The request: Transcribe the full listing below exactly.

Records contained in a dataset:
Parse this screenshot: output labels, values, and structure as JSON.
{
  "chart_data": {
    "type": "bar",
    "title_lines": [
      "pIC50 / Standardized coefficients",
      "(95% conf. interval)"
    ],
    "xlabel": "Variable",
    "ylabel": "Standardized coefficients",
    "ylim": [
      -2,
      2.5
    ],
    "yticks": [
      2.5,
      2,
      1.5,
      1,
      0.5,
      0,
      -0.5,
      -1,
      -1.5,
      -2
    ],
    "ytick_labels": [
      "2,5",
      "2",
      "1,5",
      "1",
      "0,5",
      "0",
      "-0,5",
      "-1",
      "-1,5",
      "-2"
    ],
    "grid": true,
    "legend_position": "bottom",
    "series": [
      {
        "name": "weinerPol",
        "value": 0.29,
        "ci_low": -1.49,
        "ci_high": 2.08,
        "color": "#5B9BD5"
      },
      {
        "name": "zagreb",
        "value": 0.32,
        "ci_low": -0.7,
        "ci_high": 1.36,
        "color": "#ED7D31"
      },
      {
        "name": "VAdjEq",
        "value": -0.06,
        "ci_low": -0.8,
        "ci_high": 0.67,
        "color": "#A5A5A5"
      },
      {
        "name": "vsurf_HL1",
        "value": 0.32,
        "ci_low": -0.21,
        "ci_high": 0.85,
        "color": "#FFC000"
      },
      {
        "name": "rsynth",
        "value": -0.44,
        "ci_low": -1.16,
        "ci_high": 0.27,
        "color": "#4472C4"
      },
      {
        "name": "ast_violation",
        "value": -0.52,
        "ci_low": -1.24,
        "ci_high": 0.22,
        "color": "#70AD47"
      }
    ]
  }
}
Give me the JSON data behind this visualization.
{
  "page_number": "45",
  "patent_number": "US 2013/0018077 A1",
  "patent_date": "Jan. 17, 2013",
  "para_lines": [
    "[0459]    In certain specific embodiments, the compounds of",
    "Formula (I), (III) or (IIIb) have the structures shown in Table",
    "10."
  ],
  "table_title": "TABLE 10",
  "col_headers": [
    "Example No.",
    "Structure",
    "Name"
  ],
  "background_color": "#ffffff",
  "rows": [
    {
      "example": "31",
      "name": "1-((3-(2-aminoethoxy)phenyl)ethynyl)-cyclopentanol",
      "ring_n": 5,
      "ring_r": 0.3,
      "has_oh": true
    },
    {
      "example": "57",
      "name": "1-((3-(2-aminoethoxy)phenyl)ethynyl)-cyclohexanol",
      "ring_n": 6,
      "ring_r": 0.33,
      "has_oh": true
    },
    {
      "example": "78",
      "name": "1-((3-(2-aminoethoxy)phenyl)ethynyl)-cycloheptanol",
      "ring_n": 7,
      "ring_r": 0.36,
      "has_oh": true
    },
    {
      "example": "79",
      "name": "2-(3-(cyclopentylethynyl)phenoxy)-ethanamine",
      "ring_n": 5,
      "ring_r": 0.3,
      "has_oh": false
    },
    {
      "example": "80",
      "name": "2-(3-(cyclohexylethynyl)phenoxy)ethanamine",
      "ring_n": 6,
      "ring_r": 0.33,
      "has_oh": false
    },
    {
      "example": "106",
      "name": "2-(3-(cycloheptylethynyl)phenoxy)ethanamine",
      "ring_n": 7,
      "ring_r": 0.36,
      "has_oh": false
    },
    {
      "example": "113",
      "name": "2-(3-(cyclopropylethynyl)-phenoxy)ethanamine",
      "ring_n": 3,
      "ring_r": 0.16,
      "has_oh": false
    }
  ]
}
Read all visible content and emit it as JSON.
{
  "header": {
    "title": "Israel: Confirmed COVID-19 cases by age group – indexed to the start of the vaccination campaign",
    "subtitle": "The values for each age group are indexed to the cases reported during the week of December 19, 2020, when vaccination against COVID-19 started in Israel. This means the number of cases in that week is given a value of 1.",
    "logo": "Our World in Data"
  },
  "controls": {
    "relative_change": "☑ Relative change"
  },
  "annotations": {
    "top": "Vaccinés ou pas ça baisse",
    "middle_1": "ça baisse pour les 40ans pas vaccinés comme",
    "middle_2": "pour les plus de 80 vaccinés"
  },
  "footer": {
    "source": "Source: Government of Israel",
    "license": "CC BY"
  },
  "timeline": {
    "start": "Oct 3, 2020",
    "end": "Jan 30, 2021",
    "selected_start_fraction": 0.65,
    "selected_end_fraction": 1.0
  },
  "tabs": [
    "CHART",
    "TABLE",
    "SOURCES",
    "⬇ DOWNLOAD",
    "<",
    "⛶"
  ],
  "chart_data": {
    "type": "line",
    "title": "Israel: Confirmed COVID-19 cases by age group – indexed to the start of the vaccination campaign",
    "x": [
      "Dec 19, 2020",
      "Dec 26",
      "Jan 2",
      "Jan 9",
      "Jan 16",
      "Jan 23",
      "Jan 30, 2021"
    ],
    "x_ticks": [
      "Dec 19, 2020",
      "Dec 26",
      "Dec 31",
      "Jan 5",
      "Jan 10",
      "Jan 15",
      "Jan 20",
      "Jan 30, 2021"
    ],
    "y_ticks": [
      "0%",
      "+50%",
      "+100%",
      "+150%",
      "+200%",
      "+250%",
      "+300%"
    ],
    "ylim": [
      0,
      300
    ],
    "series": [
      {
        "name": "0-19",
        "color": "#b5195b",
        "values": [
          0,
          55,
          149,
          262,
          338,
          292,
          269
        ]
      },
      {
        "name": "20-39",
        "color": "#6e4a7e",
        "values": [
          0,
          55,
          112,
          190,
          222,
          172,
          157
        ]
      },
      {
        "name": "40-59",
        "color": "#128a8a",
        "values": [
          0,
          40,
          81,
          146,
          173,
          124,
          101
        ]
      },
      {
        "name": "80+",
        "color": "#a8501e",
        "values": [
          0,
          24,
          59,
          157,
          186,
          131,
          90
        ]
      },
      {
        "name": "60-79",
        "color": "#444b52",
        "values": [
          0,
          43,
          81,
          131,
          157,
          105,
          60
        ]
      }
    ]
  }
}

Reply to the task:
Parse this screenshot: output labels, values, and structure as JSON.
{
  "chart_data": {
    "type": "bar",
    "title_lines": [
      "pIC50 / Standardized coefficients",
      "(95% conf. interval)"
    ],
    "xlabel": "Variable",
    "ylabel": "Standardized coefficients",
    "ylim": [
      -2,
      2.5
    ],
    "yticks": [
      2.5,
      2,
      1.5,
      1,
      0.5,
      0,
      -0.5,
      -1,
      -1.5,
      -2
    ],
    "ytick_labels": [
      "2,5",
      "2",
      "1,5",
      "1",
      "0,5",
      "0",
      "-0,5",
      "-1",
      "-1,5",
      "-2"
    ],
    "grid": true,
    "legend_position": "bottom",
    "series": [
      {
        "name": "weinerPol",
        "value": 0.29,
        "ci_low": -1.49,
        "ci_high": 2.08,
        "color": "#5B9BD5"
      },
      {
        "name": "zagreb",
        "value": 0.32,
        "ci_low": -0.7,
        "ci_high": 1.36,
        "color": "#ED7D31"
      },
      {
        "name": "VAdjEq",
        "value": -0.06,
        "ci_low": -0.8,
        "ci_high": 0.67,
        "color": "#A5A5A5"
      },
      {
        "name": "vsurf_HL1",
        "value": 0.32,
        "ci_low": -0.21,
        "ci_high": 0.85,
        "color": "#FFC000"
      },
      {
        "name": "rsynth",
        "value": -0.44,
        "ci_low": -1.16,
        "ci_high": 0.27,
        "color": "#4472C4"
      },
      {
        "name": "ast_violation",
        "value": -0.52,
        "ci_low": -1.24,
        "ci_high": 0.22,
        "color": "#70AD47"
      }
    ]
  }
}
Give me the JSON data behind this visualization.
{
  "page_number": "45",
  "patent_number": "US 2013/0018077 A1",
  "patent_date": "Jan. 17, 2013",
  "para_lines": [
    "[0459]    In certain specific embodiments, the compounds of",
    "Formula (I), (III) or (IIIb) have the structures shown in Table",
    "10."
  ],
  "table_title": "TABLE 10",
  "col_headers": [
    "Example No.",
    "Structure",
    "Name"
  ],
  "background_color": "#ffffff",
  "rows": [
    {
      "example": "31",
      "name": "1-((3-(2-aminoethoxy)phenyl)ethynyl)-cyclopentanol",
      "ring_n": 5,
      "ring_r": 0.3,
      "has_oh": true
    },
    {
      "example": "57",
      "name": "1-((3-(2-aminoethoxy)phenyl)ethynyl)-cyclohexanol",
      "ring_n": 6,
      "ring_r": 0.33,
      "has_oh": true
    },
    {
      "example": "78",
      "name": "1-((3-(2-aminoethoxy)phenyl)ethynyl)-cycloheptanol",
      "ring_n": 7,
      "ring_r": 0.36,
      "has_oh": true
    },
    {
      "example": "79",
      "name": "2-(3-(cyclopentylethynyl)phenoxy)-ethanamine",
      "ring_n": 5,
      "ring_r": 0.3,
      "has_oh": false
    },
    {
      "example": "80",
      "name": "2-(3-(cyclohexylethynyl)phenoxy)ethanamine",
      "ring_n": 6,
      "ring_r": 0.33,
      "has_oh": false
    },
    {
      "example": "106",
      "name": "2-(3-(cycloheptylethynyl)phenoxy)ethanamine",
      "ring_n": 7,
      "ring_r": 0.36,
      "has_oh": false
    },
    {
      "example": "113",
      "name": "2-(3-(cyclopropylethynyl)-phenoxy)ethanamine",
      "ring_n": 3,
      "ring_r": 0.16,
      "has_oh": false
    }
  ]
}
Read all visible content and emit it as JSON.
{
  "header": {
    "title": "Israel: Confirmed COVID-19 cases by age group – indexed to the start of the vaccination campaign",
    "subtitle": "The values for each age group are indexed to the cases reported during the week of December 19, 2020, when vaccination against COVID-19 started in Israel. This means the number of cases in that week is given a value of 1.",
    "logo": "Our World in Data"
  },
  "controls": {
    "relative_change": "☑ Relative change"
  },
  "annotations": {
    "top": "Vaccinés ou pas ça baisse",
    "middle_1": "ça baisse pour les 40ans pas vaccinés comme",
    "middle_2": "pour les plus de 80 vaccinés"
  },
  "footer": {
    "source": "Source: Government of Israel",
    "license": "CC BY"
  },
  "timeline": {
    "start": "Oct 3, 2020",
    "end": "Jan 30, 2021",
    "selected_start_fraction": 0.65,
    "selected_end_fraction": 1.0
  },
  "tabs": [
    "CHART",
    "TABLE",
    "SOURCES",
    "⬇ DOWNLOAD",
    "<",
    "⛶"
  ],
  "chart_data": {
    "type": "line",
    "title": "Israel: Confirmed COVID-19 cases by age group – indexed to the start of the vaccination campaign",
    "x": [
      "Dec 19, 2020",
      "Dec 26",
      "Jan 2",
      "Jan 9",
      "Jan 16",
      "Jan 23",
      "Jan 30, 2021"
    ],
    "x_ticks": [
      "Dec 19, 2020",
      "Dec 26",
      "Dec 31",
      "Jan 5",
      "Jan 10",
      "Jan 15",
      "Jan 20",
      "Jan 30, 2021"
    ],
    "y_ticks": [
      "0%",
      "+50%",
      "+100%",
      "+150%",
      "+200%",
      "+250%",
      "+300%"
    ],
    "ylim": [
      0,
      300
    ],
    "series": [
      {
        "name": "0-19",
        "color": "#b5195b",
        "values": [
          0,
          55,
          149,
          262,
          338,
          292,
          269
        ]
      },
      {
        "name": "20-39",
        "color": "#6e4a7e",
        "values": [
          0,
          55,
          112,
          190,
          222,
          172,
          157
        ]
      },
      {
        "name": "40-59",
        "color": "#128a8a",
        "values": [
          0,
          40,
          81,
          146,
          173,
          124,
          101
        ]
      },
      {
        "name": "80+",
        "color": "#a8501e",
        "values": [
          0,
          24,
          59,
          157,
          186,
          131,
          90
        ]
      },
      {
        "name": "60-79",
        "color": "#444b52",
        "values": [
          0,
          43,
          81,
          131,
          157,
          105,
          60
        ]
      }
    ]
  }
}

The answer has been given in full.